The problem: Can you rewrite the stretch of lines from the start through the line containing "lon-label: 130°E [123, 516, 175, 536]", putting "value-box" wherever "value-label-box" appears and leaving everything else the same?

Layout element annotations
[START]

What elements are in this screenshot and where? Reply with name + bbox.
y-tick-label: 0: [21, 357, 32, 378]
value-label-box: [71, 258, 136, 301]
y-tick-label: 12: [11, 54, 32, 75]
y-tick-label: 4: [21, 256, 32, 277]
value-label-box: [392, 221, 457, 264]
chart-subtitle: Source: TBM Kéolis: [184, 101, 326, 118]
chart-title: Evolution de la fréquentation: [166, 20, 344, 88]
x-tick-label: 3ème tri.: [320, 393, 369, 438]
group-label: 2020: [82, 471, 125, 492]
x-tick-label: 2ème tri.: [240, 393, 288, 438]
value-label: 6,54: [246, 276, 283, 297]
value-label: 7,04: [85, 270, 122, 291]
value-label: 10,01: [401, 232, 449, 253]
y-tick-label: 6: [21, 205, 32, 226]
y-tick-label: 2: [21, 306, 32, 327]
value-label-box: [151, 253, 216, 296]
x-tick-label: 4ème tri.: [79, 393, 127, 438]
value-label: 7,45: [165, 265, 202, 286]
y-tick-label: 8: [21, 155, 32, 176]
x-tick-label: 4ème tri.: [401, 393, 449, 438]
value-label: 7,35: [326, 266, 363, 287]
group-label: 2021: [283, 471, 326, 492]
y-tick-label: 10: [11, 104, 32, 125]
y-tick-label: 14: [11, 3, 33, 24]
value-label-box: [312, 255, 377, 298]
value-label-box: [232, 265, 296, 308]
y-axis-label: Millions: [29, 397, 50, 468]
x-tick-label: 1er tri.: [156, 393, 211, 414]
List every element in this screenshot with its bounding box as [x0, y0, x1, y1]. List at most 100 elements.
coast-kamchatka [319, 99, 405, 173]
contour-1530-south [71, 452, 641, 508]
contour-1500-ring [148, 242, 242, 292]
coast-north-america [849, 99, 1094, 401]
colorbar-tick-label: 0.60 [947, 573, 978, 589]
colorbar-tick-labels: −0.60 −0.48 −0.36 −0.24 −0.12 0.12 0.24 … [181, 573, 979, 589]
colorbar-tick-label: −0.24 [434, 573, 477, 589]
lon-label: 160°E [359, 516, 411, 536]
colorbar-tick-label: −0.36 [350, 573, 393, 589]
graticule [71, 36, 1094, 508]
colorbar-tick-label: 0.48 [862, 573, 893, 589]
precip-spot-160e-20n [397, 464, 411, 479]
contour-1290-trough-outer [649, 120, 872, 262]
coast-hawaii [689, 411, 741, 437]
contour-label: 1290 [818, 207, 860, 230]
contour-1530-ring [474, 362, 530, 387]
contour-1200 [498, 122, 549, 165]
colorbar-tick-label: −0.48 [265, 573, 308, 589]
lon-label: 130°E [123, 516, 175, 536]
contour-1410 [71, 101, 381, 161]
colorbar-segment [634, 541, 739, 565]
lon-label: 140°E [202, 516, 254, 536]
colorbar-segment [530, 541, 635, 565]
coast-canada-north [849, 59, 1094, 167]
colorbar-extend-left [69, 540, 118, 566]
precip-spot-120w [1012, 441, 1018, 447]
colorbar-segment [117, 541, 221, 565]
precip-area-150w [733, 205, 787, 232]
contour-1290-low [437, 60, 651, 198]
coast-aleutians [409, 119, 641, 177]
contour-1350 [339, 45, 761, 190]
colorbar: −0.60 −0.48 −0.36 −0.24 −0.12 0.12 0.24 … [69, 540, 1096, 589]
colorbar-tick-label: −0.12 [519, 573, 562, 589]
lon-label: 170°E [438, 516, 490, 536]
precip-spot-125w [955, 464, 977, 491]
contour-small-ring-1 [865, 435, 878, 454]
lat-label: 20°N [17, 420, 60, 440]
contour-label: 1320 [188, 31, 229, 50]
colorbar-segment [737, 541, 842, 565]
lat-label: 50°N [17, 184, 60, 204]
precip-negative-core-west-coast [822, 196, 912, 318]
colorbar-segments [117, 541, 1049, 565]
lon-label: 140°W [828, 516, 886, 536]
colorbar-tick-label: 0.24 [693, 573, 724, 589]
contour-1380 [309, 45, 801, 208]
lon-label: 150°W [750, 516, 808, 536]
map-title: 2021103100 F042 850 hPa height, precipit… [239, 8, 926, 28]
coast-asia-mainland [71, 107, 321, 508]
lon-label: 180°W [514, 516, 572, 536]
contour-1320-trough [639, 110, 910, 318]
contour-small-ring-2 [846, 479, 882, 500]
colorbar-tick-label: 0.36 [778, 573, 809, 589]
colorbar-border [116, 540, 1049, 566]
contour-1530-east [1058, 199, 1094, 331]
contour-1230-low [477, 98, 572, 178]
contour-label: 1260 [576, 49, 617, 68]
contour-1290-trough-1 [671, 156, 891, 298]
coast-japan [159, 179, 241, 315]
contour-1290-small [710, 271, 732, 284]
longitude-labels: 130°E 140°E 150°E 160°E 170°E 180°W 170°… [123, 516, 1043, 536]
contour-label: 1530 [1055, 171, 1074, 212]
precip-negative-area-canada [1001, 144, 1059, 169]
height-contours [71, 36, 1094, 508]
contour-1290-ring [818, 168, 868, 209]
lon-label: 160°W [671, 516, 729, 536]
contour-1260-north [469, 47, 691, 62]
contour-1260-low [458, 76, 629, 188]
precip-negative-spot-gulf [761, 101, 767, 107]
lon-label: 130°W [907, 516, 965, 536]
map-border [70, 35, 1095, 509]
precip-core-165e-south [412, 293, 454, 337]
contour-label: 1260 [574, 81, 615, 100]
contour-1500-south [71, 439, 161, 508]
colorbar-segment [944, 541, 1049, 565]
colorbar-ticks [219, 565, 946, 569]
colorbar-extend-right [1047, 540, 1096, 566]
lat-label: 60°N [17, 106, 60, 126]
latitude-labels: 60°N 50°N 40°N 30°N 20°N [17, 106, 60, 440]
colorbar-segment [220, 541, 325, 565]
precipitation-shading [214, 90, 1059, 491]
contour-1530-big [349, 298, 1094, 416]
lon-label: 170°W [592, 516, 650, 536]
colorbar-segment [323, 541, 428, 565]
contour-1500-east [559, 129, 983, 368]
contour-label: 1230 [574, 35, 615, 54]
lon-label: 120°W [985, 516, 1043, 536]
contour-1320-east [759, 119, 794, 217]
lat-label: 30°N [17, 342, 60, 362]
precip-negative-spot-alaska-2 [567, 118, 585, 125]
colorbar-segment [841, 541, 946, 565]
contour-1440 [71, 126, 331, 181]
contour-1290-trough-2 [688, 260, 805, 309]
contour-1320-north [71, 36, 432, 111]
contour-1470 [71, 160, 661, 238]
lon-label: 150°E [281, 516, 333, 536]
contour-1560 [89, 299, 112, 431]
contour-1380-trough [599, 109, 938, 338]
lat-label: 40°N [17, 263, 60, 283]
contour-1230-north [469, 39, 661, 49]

[END]

Result for this task:
What elements are in this screenshot and where? Reply with name + bbox.
y-tick-label: 0: [21, 357, 32, 378]
value-box: [71, 258, 136, 301]
y-tick-label: 12: [11, 54, 32, 75]
y-tick-label: 4: [21, 256, 32, 277]
value-box: [392, 221, 457, 264]
chart-subtitle: Source: TBM Kéolis: [184, 101, 326, 118]
chart-title: Evolution de la fréquentation: [166, 20, 344, 88]
x-tick-label: 3ème tri.: [320, 393, 369, 438]
group-label: 2020: [82, 471, 125, 492]
x-tick-label: 2ème tri.: [240, 393, 288, 438]
value-label: 6,54: [246, 276, 283, 297]
value-label: 7,04: [85, 270, 122, 291]
value-label: 10,01: [401, 232, 449, 253]
y-tick-label: 6: [21, 205, 32, 226]
y-tick-label: 2: [21, 306, 32, 327]
value-box: [151, 253, 216, 296]
x-tick-label: 4ème tri.: [79, 393, 127, 438]
value-label: 7,45: [165, 265, 202, 286]
y-tick-label: 8: [21, 155, 32, 176]
x-tick-label: 4ème tri.: [401, 393, 449, 438]
value-label: 7,35: [326, 266, 363, 287]
group-label: 2021: [283, 471, 326, 492]
y-tick-label: 10: [11, 104, 32, 125]
y-tick-label: 14: [11, 3, 33, 24]
value-box: [312, 255, 377, 298]
value-box: [232, 265, 296, 308]
y-axis-label: Millions: [29, 397, 50, 468]
x-tick-label: 1er tri.: [156, 393, 211, 414]
List every element in this screenshot with its bounding box as [x0, y0, x1, y1]. List at most 100 elements.
coast-kamchatka [319, 99, 405, 173]
contour-1530-south [71, 452, 641, 508]
contour-1500-ring [148, 242, 242, 292]
coast-north-america [849, 99, 1094, 401]
colorbar-tick-label: 0.60 [947, 573, 978, 589]
colorbar-tick-labels: −0.60 −0.48 −0.36 −0.24 −0.12 0.12 0.24 … [181, 573, 979, 589]
colorbar-tick-label: −0.24 [434, 573, 477, 589]
lon-label: 160°E [359, 516, 411, 536]
colorbar-tick-label: −0.36 [350, 573, 393, 589]
graticule [71, 36, 1094, 508]
colorbar-tick-label: 0.48 [862, 573, 893, 589]
precip-spot-160e-20n [397, 464, 411, 479]
contour-1290-trough-outer [649, 120, 872, 262]
coast-hawaii [689, 411, 741, 437]
contour-label: 1290 [818, 207, 860, 230]
contour-1530-ring [474, 362, 530, 387]
contour-1200 [498, 122, 549, 165]
colorbar-tick-label: −0.48 [265, 573, 308, 589]
lon-label: 130°E [123, 516, 175, 536]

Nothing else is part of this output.